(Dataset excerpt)
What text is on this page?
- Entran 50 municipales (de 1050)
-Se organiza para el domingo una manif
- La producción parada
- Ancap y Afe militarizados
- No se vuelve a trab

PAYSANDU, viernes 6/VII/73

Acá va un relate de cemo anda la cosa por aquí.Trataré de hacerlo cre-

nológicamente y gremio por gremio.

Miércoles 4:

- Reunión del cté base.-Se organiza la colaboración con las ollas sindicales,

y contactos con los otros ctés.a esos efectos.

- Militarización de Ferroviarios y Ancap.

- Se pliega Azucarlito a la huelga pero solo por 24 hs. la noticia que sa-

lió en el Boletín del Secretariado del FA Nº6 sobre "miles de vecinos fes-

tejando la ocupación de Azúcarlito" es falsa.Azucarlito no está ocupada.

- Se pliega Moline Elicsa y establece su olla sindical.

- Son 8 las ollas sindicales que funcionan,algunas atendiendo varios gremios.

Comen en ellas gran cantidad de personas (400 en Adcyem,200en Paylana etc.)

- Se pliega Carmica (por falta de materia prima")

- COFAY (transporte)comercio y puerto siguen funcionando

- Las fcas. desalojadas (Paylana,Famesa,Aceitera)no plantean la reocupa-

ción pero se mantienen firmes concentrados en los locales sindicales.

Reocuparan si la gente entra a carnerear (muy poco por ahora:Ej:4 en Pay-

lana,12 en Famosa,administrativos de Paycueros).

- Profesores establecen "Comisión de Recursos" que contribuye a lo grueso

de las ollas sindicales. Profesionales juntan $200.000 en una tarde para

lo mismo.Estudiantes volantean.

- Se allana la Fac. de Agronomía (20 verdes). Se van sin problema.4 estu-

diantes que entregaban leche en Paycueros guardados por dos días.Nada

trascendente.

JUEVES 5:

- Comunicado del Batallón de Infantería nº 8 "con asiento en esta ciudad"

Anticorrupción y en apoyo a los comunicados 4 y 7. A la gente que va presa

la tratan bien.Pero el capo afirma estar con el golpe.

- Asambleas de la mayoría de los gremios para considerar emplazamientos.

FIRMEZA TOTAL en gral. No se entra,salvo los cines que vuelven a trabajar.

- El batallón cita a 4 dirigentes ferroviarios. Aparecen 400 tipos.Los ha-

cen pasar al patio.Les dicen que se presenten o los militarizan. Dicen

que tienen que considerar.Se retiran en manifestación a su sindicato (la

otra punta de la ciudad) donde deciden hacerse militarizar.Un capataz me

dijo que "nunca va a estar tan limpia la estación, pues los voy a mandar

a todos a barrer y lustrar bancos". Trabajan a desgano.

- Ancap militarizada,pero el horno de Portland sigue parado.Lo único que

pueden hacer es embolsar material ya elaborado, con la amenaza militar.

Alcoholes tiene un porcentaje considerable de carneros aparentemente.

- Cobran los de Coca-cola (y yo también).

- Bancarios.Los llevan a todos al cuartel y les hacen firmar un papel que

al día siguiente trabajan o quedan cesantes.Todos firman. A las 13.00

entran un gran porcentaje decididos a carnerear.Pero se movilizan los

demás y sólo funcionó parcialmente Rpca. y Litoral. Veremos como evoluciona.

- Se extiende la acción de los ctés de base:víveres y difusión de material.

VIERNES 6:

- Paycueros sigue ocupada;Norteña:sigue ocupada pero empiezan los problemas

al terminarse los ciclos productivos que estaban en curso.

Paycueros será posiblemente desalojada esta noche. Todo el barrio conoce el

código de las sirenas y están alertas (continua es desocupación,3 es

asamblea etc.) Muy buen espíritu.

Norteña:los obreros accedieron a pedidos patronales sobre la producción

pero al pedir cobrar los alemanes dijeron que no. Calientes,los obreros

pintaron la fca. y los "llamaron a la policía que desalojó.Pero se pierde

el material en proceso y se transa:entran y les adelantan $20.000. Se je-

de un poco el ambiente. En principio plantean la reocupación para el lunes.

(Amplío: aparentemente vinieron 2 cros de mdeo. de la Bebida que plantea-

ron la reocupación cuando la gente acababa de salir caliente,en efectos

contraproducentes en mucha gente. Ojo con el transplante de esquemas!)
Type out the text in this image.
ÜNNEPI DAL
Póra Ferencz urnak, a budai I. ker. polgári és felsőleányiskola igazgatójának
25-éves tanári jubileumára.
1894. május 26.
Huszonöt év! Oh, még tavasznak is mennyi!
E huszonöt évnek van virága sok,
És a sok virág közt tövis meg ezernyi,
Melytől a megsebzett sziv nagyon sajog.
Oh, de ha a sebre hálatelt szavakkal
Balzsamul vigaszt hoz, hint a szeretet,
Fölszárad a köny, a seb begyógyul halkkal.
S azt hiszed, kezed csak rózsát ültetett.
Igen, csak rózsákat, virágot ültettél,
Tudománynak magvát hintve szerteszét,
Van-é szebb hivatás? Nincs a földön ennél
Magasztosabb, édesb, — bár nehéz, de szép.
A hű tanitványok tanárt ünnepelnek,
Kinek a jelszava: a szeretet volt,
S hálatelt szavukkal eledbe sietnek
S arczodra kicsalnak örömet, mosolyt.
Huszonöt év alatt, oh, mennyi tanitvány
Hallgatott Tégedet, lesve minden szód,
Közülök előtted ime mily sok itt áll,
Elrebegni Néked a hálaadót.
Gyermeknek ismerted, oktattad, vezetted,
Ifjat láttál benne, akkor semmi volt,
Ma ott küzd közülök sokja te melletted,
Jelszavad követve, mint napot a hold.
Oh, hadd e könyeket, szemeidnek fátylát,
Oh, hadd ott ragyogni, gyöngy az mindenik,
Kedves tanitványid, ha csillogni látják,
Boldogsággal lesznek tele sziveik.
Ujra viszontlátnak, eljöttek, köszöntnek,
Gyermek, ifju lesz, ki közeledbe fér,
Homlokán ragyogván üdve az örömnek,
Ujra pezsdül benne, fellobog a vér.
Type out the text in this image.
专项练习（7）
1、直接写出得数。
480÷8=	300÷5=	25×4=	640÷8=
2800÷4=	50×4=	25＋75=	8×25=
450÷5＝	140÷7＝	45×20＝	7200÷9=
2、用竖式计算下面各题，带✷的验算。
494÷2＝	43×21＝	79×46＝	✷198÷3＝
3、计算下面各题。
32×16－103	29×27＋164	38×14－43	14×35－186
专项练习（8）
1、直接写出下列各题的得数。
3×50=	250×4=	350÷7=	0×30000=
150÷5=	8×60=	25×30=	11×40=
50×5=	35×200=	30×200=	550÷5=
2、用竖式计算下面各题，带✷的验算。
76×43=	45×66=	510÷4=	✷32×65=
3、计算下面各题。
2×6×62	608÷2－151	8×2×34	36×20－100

# What the exercise asks:
Scan the entries above for the word "csak" and collect each line holding it.

# Exercise answer:
S azt hiszed, kezed csak rózsát ültetett.
Igen, csak rózsákat, virágot ültettél,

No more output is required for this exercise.